(Collected data entries)
** Begin **

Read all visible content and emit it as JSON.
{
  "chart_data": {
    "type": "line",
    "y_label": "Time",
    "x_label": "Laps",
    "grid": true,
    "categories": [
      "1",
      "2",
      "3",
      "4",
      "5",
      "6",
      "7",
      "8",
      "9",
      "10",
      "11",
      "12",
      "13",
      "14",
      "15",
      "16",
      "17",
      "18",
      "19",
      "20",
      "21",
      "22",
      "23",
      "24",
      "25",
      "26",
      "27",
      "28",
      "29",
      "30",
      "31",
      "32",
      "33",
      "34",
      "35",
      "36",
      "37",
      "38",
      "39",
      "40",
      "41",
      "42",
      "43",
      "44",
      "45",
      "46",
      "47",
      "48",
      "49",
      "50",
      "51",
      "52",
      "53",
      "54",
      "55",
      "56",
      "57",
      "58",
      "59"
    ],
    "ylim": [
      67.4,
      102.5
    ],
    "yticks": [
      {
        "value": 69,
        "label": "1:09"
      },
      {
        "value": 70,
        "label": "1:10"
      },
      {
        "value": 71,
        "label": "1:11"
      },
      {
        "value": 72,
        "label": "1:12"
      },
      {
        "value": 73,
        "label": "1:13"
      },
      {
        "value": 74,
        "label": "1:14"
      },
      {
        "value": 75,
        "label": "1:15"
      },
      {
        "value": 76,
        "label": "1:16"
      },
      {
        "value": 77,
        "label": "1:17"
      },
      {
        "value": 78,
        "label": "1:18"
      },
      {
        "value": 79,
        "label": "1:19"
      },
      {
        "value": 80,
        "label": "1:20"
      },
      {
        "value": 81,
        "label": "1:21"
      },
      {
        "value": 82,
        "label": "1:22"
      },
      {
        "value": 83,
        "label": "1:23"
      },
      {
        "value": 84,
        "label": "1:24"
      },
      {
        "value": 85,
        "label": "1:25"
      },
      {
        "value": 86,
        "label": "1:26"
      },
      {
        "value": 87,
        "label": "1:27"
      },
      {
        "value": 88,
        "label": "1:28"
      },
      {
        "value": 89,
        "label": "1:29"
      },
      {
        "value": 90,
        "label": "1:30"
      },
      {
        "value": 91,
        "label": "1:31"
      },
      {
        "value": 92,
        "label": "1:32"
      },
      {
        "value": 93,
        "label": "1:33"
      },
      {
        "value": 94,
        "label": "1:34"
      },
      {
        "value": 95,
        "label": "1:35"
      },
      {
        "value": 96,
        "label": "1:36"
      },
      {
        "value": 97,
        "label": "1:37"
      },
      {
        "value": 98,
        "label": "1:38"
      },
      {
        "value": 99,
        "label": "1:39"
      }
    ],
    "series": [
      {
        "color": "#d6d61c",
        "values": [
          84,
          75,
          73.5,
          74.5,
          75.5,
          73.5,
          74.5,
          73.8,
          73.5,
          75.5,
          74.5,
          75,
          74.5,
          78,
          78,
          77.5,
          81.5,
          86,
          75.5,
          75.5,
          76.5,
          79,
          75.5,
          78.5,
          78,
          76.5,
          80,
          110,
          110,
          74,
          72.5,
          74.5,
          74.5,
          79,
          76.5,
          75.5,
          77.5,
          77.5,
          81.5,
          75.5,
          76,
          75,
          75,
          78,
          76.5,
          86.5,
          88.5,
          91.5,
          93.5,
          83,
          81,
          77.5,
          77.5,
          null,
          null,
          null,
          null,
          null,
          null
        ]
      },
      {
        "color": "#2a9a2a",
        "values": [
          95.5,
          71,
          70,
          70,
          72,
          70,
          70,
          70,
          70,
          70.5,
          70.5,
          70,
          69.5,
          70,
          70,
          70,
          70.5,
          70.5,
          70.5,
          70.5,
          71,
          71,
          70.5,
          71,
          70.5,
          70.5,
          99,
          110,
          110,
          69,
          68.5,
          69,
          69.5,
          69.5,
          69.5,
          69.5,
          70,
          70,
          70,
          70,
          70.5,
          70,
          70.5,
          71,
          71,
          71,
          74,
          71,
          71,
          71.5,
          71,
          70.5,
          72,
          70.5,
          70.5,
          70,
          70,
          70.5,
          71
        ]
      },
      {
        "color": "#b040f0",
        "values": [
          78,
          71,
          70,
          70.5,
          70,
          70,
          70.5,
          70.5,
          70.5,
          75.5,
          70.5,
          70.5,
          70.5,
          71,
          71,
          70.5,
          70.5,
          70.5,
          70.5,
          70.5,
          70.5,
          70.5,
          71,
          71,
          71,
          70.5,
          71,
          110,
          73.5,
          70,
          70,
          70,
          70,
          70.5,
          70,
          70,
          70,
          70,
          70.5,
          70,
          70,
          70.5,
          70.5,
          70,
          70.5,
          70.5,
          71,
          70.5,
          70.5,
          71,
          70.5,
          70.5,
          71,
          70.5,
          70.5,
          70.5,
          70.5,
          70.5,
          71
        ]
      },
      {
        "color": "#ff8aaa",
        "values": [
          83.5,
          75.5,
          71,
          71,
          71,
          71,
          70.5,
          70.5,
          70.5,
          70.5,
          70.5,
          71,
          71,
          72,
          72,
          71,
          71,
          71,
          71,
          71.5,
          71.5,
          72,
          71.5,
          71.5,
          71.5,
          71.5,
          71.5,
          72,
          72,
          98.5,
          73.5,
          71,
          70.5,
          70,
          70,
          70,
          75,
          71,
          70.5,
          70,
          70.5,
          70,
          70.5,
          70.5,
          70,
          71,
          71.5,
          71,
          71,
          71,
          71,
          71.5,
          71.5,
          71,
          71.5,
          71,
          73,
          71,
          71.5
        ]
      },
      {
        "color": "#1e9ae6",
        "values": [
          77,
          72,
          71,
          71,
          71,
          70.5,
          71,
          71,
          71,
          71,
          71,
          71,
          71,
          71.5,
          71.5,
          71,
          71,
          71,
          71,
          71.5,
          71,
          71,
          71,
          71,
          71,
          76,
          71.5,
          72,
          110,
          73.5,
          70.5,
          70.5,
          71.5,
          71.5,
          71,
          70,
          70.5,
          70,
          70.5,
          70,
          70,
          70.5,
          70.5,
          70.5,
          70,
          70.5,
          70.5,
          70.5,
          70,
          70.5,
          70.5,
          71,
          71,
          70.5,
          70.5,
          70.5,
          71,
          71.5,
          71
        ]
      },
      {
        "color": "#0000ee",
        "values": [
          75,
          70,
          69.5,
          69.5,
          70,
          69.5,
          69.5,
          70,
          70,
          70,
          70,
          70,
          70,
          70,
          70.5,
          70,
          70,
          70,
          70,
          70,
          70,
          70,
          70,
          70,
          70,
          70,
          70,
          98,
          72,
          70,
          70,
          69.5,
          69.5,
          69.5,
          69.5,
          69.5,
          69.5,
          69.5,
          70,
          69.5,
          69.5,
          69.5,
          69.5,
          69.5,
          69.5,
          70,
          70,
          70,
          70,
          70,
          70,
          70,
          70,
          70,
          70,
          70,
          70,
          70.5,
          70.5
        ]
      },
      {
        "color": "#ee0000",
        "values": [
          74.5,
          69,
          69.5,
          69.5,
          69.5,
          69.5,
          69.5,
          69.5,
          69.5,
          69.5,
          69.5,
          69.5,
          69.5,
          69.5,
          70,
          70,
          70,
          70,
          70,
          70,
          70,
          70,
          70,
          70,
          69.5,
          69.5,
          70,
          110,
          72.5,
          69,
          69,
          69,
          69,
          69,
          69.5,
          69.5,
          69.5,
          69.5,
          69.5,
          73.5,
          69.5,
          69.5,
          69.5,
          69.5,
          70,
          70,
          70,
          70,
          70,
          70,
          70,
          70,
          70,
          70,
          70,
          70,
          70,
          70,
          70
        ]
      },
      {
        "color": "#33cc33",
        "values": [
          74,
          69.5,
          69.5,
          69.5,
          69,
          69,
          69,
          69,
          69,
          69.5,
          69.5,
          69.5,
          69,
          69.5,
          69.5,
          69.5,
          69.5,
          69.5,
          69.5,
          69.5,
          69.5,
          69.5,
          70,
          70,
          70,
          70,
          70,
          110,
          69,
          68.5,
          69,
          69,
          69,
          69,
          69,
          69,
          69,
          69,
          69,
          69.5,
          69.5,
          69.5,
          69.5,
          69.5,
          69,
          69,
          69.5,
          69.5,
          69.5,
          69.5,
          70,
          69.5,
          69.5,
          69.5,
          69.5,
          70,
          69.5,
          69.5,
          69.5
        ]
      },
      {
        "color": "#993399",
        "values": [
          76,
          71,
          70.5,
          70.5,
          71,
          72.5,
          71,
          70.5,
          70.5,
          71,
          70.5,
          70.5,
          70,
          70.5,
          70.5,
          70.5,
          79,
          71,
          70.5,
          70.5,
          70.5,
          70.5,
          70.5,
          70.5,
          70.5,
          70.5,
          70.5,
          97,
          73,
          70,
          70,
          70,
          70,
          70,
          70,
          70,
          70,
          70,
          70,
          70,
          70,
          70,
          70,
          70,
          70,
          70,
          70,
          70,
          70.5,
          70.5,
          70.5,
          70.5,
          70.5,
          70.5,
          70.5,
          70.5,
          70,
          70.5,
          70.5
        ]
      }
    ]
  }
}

** End **

**PROMPT**
Copy out every line from the data above that has "color" in it.

**WRITTEN SOLUTION**
        "color": "#d6d61c",
        "color": "#2a9a2a",
        "color": "#b040f0",
        "color": "#ff8aaa",
        "color": "#1e9ae6",
        "color": "#0000ee",
        "color": "#ee0000",
        "color": "#33cc33",
        "color": "#993399",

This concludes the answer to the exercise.